:: RECORDS ::
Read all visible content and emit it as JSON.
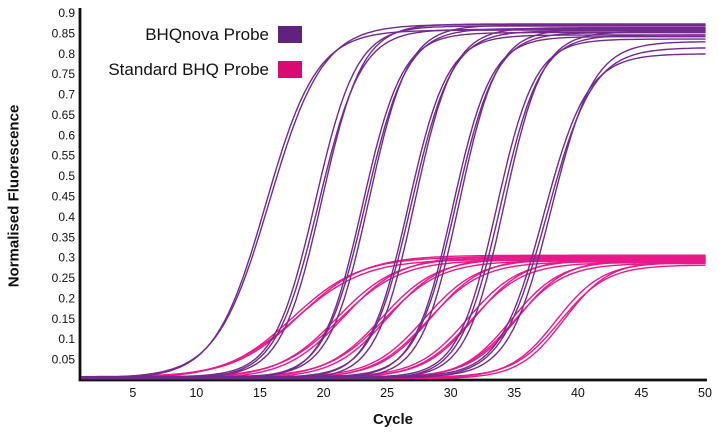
{
  "chart_data": {
    "type": "line",
    "title": "",
    "xlabel": "Cycle",
    "ylabel": "Normalised Fluorescence",
    "xlim": [
      1,
      50
    ],
    "ylim": [
      0,
      0.9
    ],
    "grid": false,
    "curve_model": "logistic",
    "baseline": 0.005,
    "xticks": [
      {
        "v": 5,
        "label": "5"
      },
      {
        "v": 10,
        "label": "10"
      },
      {
        "v": 15,
        "label": "15"
      },
      {
        "v": 20,
        "label": "20"
      },
      {
        "v": 25,
        "label": "25"
      },
      {
        "v": 30,
        "label": "30"
      },
      {
        "v": 35,
        "label": "35"
      },
      {
        "v": 40,
        "label": "40"
      },
      {
        "v": 45,
        "label": "45"
      },
      {
        "v": 50,
        "label": "50"
      }
    ],
    "yticks": [
      {
        "v": 0.9,
        "label": "0.9"
      },
      {
        "v": 0.85,
        "label": "0.85"
      },
      {
        "v": 0.8,
        "label": "0.8"
      },
      {
        "v": 0.75,
        "label": "0.75"
      },
      {
        "v": 0.7,
        "label": "0.7"
      },
      {
        "v": 0.65,
        "label": "0.65"
      },
      {
        "v": 0.6,
        "label": "0.6"
      },
      {
        "v": 0.55,
        "label": "0.55"
      },
      {
        "v": 0.5,
        "label": "0.5"
      },
      {
        "v": 0.45,
        "label": "0.45"
      },
      {
        "v": 0.4,
        "label": "0.4"
      },
      {
        "v": 0.35,
        "label": "0.35"
      },
      {
        "v": 0.3,
        "label": "0.3"
      },
      {
        "v": 0.25,
        "label": "0.25"
      },
      {
        "v": 0.2,
        "label": "0.2"
      },
      {
        "v": 0.15,
        "label": "0.15"
      },
      {
        "v": 0.1,
        "label": "0.1"
      },
      {
        "v": 0.05,
        "label": "0.05"
      }
    ],
    "legend": {
      "position": "top-left-inside",
      "entries": [
        {
          "label": "BHQnova Probe",
          "color": "#5F2280"
        },
        {
          "label": "Standard BHQ Probe",
          "color": "#DB0A72"
        }
      ]
    },
    "series": [
      {
        "name": "BHQnova Probe",
        "color": "#722B8C",
        "curves": [
          {
            "mid": 15.45,
            "k": 0.5,
            "plateau": 0.858
          },
          {
            "mid": 15.75,
            "k": 0.48,
            "plateau": 0.872
          },
          {
            "mid": 19.35,
            "k": 0.62,
            "plateau": 0.868
          },
          {
            "mid": 19.6,
            "k": 0.6,
            "plateau": 0.86
          },
          {
            "mid": 19.85,
            "k": 0.63,
            "plateau": 0.873
          },
          {
            "mid": 23.05,
            "k": 0.64,
            "plateau": 0.852
          },
          {
            "mid": 23.3,
            "k": 0.62,
            "plateau": 0.862
          },
          {
            "mid": 23.55,
            "k": 0.65,
            "plateau": 0.87
          },
          {
            "mid": 26.65,
            "k": 0.65,
            "plateau": 0.846
          },
          {
            "mid": 26.9,
            "k": 0.63,
            "plateau": 0.856
          },
          {
            "mid": 27.15,
            "k": 0.66,
            "plateau": 0.864
          },
          {
            "mid": 30.15,
            "k": 0.66,
            "plateau": 0.842
          },
          {
            "mid": 30.4,
            "k": 0.64,
            "plateau": 0.852
          },
          {
            "mid": 30.65,
            "k": 0.67,
            "plateau": 0.86
          },
          {
            "mid": 33.6,
            "k": 0.66,
            "plateau": 0.836
          },
          {
            "mid": 33.9,
            "k": 0.64,
            "plateau": 0.846
          },
          {
            "mid": 34.2,
            "k": 0.67,
            "plateau": 0.854
          },
          {
            "mid": 37.3,
            "k": 0.58,
            "plateau": 0.8
          },
          {
            "mid": 37.6,
            "k": 0.56,
            "plateau": 0.815
          },
          {
            "mid": 37.9,
            "k": 0.6,
            "plateau": 0.83
          }
        ]
      },
      {
        "name": "Standard BHQ Probe",
        "color": "#E9198A",
        "curves": [
          {
            "mid": 17.55,
            "k": 0.38,
            "plateau": 0.302
          },
          {
            "mid": 17.8,
            "k": 0.37,
            "plateau": 0.296
          },
          {
            "mid": 18.05,
            "k": 0.39,
            "plateau": 0.306
          },
          {
            "mid": 21.05,
            "k": 0.43,
            "plateau": 0.3
          },
          {
            "mid": 21.3,
            "k": 0.42,
            "plateau": 0.294
          },
          {
            "mid": 21.55,
            "k": 0.44,
            "plateau": 0.304
          },
          {
            "mid": 24.55,
            "k": 0.46,
            "plateau": 0.298
          },
          {
            "mid": 24.8,
            "k": 0.45,
            "plateau": 0.292
          },
          {
            "mid": 25.05,
            "k": 0.47,
            "plateau": 0.302
          },
          {
            "mid": 27.95,
            "k": 0.48,
            "plateau": 0.296
          },
          {
            "mid": 28.2,
            "k": 0.47,
            "plateau": 0.29
          },
          {
            "mid": 28.45,
            "k": 0.49,
            "plateau": 0.3
          },
          {
            "mid": 31.35,
            "k": 0.5,
            "plateau": 0.294
          },
          {
            "mid": 31.6,
            "k": 0.49,
            "plateau": 0.288
          },
          {
            "mid": 31.85,
            "k": 0.51,
            "plateau": 0.298
          },
          {
            "mid": 34.75,
            "k": 0.52,
            "plateau": 0.292
          },
          {
            "mid": 35.0,
            "k": 0.51,
            "plateau": 0.286
          },
          {
            "mid": 35.25,
            "k": 0.53,
            "plateau": 0.296
          },
          {
            "mid": 38.3,
            "k": 0.55,
            "plateau": 0.288
          },
          {
            "mid": 38.6,
            "k": 0.54,
            "plateau": 0.282
          },
          {
            "mid": 38.9,
            "k": 0.56,
            "plateau": 0.292
          }
        ]
      }
    ]
  }
}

:: WHAT TO PRODUCE ::
Say how many lines include the word "Standard"; reply with the number alone.

:: THE SOLUTION ::
2